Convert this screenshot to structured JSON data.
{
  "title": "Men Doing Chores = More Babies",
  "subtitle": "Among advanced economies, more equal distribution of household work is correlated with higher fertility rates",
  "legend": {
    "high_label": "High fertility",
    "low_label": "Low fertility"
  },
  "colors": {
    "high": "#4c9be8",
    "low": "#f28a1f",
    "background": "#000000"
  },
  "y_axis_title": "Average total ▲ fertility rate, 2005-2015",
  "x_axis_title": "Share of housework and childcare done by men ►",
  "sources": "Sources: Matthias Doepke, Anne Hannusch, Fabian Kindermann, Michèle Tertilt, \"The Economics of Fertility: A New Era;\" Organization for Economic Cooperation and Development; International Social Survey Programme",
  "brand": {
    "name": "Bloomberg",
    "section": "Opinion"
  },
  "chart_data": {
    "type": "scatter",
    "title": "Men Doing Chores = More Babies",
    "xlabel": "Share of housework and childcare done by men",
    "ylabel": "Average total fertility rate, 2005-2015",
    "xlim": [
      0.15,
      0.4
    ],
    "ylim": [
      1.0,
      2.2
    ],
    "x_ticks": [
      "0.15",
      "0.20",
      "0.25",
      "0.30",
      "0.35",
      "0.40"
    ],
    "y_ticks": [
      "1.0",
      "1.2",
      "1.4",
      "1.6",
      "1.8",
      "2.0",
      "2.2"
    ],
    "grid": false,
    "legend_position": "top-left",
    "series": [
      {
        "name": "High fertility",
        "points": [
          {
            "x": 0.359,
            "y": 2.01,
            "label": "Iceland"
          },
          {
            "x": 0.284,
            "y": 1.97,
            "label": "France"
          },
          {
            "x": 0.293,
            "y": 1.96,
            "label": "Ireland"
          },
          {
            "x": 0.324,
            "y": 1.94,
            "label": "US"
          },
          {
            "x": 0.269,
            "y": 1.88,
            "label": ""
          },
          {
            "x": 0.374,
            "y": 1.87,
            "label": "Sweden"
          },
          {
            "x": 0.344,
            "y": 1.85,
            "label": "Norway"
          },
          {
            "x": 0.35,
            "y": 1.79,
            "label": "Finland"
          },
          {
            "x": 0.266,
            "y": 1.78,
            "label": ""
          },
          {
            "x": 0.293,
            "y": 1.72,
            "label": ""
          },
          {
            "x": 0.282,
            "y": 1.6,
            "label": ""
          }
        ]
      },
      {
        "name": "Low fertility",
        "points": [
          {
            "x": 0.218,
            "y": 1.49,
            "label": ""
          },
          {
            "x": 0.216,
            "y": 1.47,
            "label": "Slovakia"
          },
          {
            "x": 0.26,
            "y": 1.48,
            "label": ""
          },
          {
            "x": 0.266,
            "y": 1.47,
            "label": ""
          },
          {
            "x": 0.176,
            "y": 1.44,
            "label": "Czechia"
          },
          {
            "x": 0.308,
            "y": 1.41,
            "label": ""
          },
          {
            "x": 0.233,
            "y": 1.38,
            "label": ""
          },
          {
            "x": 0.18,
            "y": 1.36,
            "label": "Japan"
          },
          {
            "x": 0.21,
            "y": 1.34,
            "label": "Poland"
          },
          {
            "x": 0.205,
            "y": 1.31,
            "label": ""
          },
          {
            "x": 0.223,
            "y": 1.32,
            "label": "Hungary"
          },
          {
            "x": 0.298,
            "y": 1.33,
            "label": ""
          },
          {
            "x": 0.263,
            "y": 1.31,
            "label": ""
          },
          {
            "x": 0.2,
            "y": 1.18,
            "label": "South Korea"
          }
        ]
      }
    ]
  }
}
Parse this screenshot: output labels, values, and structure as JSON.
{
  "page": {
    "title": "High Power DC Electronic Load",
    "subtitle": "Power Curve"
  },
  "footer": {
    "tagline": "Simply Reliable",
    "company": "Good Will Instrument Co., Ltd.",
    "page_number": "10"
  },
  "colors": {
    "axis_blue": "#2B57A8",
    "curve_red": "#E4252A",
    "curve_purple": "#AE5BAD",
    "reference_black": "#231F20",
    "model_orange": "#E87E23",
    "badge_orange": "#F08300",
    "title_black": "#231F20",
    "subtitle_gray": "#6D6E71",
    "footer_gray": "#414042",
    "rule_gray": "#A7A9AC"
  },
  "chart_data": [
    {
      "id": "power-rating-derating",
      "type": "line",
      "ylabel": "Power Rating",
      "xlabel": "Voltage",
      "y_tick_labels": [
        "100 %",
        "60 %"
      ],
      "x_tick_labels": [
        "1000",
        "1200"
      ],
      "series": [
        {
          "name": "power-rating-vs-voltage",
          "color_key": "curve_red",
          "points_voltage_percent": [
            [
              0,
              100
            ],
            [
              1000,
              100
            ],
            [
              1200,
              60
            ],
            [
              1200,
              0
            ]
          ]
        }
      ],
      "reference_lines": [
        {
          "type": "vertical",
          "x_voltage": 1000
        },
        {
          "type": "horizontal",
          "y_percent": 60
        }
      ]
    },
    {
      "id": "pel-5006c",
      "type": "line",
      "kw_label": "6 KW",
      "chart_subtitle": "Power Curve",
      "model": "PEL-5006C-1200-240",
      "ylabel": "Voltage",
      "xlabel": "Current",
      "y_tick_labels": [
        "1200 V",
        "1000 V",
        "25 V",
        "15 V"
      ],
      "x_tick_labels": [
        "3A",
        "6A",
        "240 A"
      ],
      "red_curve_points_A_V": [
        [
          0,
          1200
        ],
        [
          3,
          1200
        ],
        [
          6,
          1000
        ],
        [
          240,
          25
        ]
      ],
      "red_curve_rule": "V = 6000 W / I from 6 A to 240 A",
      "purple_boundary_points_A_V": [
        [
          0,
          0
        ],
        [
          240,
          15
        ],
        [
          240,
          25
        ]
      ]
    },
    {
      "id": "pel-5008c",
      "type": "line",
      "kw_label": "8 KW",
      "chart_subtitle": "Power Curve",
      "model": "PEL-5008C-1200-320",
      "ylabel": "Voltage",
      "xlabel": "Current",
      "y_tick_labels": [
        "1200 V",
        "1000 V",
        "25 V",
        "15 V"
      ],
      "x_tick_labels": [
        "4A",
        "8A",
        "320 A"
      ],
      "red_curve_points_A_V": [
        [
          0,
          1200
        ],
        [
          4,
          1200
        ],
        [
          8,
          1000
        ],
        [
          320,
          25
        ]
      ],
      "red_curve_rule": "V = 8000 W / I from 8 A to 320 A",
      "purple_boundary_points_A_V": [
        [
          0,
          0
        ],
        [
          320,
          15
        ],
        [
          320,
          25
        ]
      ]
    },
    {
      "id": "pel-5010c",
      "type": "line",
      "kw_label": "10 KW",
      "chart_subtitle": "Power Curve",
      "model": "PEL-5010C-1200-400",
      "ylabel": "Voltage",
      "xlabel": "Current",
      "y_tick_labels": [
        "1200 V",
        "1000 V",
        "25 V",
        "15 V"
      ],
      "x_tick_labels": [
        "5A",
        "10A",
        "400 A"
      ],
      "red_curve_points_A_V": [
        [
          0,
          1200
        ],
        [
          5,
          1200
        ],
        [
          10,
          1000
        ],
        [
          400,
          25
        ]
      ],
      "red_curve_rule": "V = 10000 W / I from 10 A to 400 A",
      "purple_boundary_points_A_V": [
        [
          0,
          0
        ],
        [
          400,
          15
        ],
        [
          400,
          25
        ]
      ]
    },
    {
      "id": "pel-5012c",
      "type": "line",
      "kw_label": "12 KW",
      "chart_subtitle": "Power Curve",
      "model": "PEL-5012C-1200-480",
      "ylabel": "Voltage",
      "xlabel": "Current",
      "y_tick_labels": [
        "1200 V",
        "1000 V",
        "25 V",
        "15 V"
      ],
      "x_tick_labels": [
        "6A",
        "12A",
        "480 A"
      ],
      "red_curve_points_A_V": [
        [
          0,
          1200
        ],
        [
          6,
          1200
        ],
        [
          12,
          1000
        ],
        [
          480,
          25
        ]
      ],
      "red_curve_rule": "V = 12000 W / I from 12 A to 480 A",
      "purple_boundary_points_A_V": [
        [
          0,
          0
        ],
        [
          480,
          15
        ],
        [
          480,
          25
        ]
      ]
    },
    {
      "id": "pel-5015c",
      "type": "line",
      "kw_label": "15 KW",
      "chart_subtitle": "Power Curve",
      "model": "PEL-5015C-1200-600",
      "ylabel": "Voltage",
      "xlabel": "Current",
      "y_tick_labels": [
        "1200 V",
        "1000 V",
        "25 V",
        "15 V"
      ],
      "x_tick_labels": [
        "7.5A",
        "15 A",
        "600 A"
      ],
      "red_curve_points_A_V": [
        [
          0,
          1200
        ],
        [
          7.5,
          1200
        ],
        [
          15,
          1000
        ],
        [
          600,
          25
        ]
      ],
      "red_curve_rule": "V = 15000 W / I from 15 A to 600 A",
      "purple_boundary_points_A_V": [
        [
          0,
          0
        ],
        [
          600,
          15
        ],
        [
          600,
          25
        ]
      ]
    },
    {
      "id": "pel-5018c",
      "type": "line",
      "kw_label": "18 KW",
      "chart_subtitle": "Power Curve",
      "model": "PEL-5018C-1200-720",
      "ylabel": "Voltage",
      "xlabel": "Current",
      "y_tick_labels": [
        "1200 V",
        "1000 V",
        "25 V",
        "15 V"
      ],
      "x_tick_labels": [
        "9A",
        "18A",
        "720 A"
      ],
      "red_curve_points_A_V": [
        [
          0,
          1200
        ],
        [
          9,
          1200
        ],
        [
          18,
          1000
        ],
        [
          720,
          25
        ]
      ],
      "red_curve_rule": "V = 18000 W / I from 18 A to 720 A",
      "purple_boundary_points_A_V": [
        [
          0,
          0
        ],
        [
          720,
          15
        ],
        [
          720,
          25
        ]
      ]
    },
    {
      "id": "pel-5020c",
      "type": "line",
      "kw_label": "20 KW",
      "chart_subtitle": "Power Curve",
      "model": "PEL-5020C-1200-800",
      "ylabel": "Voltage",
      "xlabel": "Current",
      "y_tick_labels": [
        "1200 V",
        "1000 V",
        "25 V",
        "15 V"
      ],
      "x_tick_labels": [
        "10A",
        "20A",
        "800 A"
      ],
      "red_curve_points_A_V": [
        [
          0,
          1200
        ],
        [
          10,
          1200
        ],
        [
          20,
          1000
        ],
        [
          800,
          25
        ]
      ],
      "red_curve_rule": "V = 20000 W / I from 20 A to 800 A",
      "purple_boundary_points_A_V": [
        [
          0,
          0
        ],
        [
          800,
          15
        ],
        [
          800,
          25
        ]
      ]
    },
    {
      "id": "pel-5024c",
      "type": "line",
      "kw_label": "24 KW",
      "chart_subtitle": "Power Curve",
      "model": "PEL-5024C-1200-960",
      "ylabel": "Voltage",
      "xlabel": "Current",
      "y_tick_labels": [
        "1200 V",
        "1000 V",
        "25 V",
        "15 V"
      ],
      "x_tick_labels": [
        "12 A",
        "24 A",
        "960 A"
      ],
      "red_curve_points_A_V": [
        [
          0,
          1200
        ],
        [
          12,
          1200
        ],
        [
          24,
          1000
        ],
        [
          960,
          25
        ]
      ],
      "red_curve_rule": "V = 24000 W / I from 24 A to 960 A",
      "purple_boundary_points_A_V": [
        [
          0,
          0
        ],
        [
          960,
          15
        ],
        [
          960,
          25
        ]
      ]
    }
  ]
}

----------

◆ Direction: Which lines above hold the word "JSON"? Copy each of them.

◆ Written answer:
Convert this screenshot to structured JSON data.
Parse this screenshot: output labels, values, and structure as JSON.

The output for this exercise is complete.